***** Passage *****
Myanmar – In the Mix

(China, Missionaries, Methamphetamine and the CIA)

As is often the case when investing in Frontier markets it is important to get a grip on what has come before, the current reality and what to be scared s*#tless of.

Mark and I spend a great deal of time attempting to figure out where we are likely to lose money in deals before investing. We think it beats spending a great deal of time actually losing the money. The old adage measure twice, cut once applies.

We’ve found that it is typically the unseen risks that pose the greatest danger to our capital. Spotting frauds, scams and poorly-run companies marketed by slick-suited and booted IB’s and IR firms are rarely a problem, and typically a source of great amusement (yeah, sometimes we’re not making any friends).

As such we focus on eliminating these risks wherever possible. I dedicated an entire post to this subject in 1 Simple Step to Becoming a Better Investor.

I’d like to share some macro perspectives and the risks as I see them regarding Myanmar. Writing it down helps crystallize my thinking.

Sanctions have managed to keep many countries out of the Burmese playpen, while others have become heavily entrenched, building long-term relationships and inroads into the country.
***** Material shown *****
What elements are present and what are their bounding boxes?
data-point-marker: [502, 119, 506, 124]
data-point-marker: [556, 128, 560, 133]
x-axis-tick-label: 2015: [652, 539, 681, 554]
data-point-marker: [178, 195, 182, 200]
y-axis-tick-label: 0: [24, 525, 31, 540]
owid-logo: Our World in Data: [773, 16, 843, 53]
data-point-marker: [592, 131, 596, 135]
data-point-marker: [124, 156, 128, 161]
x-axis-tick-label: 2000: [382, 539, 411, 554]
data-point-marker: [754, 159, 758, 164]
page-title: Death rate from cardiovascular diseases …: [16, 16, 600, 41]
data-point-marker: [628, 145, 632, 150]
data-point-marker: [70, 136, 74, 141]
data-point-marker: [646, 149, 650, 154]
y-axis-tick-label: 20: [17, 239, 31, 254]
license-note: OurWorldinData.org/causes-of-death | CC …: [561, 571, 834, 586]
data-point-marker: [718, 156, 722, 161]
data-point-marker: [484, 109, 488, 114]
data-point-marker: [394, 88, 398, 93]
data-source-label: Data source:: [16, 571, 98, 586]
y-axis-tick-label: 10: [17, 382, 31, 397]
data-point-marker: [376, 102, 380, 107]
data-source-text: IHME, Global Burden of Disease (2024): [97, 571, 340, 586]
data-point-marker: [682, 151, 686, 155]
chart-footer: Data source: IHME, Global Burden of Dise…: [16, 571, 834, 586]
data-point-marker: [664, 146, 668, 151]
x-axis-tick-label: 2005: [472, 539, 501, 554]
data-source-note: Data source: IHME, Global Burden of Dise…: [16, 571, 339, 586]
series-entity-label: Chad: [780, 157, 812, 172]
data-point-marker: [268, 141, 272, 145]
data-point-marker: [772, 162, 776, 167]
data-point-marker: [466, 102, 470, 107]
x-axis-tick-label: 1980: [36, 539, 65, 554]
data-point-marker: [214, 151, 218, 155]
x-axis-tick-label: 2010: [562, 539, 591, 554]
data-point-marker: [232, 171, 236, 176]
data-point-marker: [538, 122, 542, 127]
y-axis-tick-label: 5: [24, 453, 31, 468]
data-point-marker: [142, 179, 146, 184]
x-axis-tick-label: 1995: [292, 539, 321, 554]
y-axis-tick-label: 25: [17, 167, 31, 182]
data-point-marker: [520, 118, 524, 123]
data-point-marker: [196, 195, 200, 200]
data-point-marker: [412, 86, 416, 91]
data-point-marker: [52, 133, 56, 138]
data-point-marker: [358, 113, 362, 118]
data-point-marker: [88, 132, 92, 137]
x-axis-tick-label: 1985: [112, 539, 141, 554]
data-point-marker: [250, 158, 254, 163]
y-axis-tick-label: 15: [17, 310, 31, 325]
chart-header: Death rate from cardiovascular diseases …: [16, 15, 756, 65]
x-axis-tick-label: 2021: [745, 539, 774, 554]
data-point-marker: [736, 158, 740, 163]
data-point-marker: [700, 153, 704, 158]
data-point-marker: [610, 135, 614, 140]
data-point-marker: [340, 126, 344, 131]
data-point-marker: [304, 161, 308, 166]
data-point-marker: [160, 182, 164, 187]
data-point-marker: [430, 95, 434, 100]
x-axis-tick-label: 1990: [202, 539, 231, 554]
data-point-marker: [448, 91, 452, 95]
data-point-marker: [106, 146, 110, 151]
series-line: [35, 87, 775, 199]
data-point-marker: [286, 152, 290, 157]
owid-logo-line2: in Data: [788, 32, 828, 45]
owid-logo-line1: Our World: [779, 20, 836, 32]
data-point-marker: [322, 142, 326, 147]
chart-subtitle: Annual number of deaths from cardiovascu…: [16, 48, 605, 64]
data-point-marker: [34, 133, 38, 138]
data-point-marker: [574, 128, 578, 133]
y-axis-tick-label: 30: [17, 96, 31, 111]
*****
Objectives:
1/ According to the passage on investing in Myanmar, which old adage applies?
2/ Reproduce the passage on investing in Myanmar between "As is often" and "a Better Investor.", inclusive.
3/ Extend the passage on investing in Myanmar, picking up after its final sentence.

Task responses:
1/ Measure twice, cut once.

2/
As is often the case when investing in Frontier markets it is important to get a grip on what has come before, the current reality and what to be scared s*#tless of.

Mark and I spend a great deal of time attempting to figure out where we are likely to lose money in deals before investing. We think it beats spending a great deal of time actually losing the money. The old adage measure twice, cut once applies.

We’ve found that it is typically the unseen risks that pose the greatest danger to our capital. Spotting frauds, scams and poorly-run companies marketed by slick-suited and booted IB’s and IR firms are rarely a problem, and typically a source of great amusement (yeah, sometimes we’re not making any friends).

As such we focus on eliminating these risks wherever possible. I dedicated an entire post to this subject in 1 Simple Step to Becoming a Better Investor.

3/
Two of the major players in this Asian pariah-turned-rock-star have been China and Thailand. Chinese Foreign Direct Investment (FDI) accounts for over half of the total FDI the country has received, and China has had a near monopoly with major infrastructure projects in Myanmar.

Myanmar FDI

The chart above shows this pattern clearly. Hong Kong is an anomaly since it represents multiple countries really, which are simply based or incorporated in Hong Kong. Many of those are likely Chinese.

What is China’s relationship with Myanmar like?

Speaking with people far more knowledgeable than I, what seems to be clear is that while China has spent gobs of money in the country, the relationship has not always been pleasurable.

The abrupt suspension of the Myitsone Dam project, where China spent $3.6 billion…not a trivial sum, highlights this point. The key to the fractured relationship appears to be the large disconnect between the average Burmese and the beneficiaries of these projects…namely Chinese businessman and Burma’s generals…ah, I mean politicians.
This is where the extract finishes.